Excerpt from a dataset
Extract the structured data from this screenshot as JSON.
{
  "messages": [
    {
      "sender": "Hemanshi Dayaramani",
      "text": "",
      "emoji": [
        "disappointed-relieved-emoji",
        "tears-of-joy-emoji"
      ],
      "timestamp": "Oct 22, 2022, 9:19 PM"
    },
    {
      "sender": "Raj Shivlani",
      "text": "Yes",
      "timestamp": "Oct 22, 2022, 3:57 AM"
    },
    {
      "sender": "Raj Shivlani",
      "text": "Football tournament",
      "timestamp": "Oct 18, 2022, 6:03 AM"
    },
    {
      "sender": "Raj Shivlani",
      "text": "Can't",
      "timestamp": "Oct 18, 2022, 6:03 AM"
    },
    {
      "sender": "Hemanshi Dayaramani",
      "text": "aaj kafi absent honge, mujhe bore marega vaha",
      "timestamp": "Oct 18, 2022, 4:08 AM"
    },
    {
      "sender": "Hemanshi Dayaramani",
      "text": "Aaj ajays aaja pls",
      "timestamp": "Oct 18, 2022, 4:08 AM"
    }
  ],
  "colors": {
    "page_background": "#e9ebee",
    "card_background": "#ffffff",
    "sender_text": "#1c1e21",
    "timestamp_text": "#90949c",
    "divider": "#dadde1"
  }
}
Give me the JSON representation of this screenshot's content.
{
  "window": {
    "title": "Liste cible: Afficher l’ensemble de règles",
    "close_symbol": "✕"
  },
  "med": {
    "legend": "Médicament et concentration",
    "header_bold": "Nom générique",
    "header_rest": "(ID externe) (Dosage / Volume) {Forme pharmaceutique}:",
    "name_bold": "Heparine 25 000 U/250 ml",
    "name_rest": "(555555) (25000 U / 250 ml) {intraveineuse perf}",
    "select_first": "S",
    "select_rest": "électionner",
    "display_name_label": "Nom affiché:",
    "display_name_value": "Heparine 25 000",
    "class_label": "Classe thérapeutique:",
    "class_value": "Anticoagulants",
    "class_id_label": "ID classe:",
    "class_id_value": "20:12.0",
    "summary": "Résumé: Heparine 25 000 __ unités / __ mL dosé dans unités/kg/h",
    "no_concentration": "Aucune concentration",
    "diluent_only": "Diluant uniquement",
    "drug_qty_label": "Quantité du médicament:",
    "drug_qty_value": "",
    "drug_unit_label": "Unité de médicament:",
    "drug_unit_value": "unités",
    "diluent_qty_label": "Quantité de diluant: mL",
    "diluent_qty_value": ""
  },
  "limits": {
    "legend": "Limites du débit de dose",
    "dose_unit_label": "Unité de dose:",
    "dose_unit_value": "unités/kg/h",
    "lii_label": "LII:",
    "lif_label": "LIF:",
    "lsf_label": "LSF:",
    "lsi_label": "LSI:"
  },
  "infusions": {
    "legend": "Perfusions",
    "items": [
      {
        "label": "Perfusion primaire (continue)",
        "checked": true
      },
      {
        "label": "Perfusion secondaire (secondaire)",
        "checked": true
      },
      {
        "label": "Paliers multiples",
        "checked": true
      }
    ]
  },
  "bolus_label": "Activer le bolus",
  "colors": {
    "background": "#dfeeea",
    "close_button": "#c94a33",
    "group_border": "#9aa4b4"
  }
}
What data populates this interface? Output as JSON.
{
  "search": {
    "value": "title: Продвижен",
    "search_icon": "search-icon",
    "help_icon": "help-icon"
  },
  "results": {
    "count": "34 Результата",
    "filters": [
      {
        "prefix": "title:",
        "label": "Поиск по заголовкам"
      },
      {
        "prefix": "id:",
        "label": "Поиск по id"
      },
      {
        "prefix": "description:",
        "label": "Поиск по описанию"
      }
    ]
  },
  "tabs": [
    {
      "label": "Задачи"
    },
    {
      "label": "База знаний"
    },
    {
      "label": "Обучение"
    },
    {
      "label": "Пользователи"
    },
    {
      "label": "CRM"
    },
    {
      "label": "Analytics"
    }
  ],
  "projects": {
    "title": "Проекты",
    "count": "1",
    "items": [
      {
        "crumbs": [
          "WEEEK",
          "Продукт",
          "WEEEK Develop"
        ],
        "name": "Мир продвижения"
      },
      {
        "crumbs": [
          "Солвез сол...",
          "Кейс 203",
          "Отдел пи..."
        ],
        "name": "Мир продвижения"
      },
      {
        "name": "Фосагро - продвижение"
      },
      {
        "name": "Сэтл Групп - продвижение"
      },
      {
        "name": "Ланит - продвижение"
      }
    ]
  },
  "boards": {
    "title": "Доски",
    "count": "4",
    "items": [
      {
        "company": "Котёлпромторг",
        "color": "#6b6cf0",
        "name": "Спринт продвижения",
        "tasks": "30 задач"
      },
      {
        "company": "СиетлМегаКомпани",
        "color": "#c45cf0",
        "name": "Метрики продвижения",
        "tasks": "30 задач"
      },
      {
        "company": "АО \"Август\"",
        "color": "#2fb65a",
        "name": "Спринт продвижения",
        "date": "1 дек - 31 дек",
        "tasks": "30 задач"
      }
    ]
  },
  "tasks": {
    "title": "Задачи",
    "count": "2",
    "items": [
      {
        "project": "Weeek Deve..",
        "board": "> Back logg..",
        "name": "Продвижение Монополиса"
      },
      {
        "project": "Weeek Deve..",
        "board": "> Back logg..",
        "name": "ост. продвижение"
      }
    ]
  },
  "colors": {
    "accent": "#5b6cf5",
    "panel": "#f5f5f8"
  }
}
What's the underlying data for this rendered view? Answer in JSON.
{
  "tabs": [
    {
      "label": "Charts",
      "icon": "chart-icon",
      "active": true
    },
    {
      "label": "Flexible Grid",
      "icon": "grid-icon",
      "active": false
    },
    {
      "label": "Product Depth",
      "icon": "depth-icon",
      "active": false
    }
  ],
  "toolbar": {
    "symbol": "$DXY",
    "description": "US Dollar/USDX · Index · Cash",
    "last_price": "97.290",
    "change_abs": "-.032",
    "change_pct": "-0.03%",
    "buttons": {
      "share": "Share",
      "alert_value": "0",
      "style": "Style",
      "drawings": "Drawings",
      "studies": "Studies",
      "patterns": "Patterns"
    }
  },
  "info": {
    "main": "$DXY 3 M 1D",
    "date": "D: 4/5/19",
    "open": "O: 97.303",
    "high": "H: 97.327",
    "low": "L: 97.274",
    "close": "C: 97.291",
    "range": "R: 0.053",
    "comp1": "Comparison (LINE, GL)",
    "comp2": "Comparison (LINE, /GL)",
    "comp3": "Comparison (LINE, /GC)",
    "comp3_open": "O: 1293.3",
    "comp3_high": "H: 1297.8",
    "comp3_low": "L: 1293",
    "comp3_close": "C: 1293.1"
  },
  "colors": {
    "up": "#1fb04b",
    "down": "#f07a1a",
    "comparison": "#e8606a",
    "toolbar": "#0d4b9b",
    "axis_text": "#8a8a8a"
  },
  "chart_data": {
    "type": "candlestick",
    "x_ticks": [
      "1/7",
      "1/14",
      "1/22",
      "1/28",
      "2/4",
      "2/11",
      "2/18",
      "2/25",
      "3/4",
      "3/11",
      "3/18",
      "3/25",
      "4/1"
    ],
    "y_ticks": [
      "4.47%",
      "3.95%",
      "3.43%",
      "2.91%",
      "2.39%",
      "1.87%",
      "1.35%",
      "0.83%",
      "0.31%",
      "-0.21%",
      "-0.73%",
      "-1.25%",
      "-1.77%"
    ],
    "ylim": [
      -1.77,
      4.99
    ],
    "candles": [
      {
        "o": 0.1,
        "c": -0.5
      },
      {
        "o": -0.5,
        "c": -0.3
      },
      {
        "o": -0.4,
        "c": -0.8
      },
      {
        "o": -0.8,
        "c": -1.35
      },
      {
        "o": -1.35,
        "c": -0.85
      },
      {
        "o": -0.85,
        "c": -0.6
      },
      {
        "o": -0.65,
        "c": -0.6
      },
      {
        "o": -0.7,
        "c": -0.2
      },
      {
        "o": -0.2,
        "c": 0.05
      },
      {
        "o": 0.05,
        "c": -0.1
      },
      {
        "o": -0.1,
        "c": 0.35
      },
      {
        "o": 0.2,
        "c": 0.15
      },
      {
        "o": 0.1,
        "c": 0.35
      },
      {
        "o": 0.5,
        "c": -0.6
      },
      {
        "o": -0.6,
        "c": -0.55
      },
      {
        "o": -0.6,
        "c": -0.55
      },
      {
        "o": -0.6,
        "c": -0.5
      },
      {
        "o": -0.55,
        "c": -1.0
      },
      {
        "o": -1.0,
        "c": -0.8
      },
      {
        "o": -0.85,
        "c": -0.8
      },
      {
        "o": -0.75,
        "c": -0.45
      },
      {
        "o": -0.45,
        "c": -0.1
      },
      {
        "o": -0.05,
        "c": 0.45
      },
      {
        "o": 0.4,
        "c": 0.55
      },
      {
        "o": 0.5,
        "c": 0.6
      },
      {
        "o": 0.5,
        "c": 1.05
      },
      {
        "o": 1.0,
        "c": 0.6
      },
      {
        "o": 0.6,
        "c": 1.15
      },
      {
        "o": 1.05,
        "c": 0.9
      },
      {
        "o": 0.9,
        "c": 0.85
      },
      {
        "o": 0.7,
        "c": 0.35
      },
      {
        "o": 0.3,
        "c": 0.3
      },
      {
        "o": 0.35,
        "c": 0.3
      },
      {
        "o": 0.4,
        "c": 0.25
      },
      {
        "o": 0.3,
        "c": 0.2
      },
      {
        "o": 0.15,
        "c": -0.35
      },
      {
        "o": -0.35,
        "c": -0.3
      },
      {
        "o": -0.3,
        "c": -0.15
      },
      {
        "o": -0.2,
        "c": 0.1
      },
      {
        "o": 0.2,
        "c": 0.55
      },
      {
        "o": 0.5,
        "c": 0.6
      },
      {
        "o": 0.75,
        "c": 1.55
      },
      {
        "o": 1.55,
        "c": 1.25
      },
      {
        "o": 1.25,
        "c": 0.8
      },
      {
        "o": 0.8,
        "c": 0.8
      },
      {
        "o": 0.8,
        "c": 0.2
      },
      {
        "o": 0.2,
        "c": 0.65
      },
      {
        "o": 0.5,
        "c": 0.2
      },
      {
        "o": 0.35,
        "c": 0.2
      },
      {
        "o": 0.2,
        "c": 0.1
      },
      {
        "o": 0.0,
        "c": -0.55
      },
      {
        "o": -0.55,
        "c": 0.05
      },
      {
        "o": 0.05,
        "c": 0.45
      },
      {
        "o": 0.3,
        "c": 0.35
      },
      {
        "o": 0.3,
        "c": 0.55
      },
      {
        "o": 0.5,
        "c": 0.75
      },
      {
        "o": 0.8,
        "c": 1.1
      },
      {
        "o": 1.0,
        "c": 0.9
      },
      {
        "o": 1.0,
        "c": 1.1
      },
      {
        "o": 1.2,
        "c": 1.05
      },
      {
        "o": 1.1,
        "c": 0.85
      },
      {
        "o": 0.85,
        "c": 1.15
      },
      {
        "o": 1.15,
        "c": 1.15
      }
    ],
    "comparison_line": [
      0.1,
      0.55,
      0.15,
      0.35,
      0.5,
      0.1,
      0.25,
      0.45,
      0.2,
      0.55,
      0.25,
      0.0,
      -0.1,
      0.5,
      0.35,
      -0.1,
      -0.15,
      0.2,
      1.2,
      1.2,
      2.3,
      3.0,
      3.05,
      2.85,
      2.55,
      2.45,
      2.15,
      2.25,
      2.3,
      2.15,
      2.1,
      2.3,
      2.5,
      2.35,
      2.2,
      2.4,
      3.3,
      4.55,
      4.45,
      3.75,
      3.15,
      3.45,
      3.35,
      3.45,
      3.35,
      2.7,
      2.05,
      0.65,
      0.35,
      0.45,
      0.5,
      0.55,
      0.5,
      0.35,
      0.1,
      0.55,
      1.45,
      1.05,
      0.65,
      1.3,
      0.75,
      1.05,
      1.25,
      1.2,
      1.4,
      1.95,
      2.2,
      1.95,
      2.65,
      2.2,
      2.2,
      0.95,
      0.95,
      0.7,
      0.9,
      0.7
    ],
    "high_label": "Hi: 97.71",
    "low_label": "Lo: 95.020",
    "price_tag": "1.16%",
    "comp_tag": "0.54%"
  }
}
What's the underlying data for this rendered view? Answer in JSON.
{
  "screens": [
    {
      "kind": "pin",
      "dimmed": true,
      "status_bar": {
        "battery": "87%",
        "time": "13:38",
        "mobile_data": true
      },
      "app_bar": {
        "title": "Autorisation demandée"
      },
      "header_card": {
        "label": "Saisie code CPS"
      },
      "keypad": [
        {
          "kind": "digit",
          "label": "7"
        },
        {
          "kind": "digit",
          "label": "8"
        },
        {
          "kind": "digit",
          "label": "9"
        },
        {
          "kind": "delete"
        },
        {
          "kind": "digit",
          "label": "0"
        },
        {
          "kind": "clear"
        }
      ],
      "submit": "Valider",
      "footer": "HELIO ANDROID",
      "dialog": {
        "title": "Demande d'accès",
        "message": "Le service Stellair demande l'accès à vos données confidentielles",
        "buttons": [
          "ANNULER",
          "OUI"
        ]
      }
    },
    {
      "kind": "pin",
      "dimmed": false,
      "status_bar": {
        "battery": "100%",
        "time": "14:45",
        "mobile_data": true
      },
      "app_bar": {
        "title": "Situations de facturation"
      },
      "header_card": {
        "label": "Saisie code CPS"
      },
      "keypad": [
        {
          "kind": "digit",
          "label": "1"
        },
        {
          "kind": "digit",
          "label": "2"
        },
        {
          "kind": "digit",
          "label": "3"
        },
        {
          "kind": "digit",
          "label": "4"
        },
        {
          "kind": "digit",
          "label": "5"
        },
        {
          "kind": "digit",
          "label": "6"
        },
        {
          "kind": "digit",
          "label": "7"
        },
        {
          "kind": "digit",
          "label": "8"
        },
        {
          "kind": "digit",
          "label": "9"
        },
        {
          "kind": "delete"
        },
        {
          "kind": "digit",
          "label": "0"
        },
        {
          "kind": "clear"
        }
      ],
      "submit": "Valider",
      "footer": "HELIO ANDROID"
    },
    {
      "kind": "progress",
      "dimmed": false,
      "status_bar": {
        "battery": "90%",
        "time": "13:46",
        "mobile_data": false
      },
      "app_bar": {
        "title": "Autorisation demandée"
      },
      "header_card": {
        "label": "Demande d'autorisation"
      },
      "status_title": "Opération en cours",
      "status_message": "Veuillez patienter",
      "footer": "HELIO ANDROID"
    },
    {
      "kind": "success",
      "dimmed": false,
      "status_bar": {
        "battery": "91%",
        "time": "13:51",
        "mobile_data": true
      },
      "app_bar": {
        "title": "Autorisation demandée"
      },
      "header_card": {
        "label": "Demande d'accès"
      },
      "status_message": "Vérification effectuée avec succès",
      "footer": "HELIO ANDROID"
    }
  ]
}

### OBJECTIVE
Of the lines above, how many include the word "legend"? Reply with the number alone.

### TASK OUTPUT
3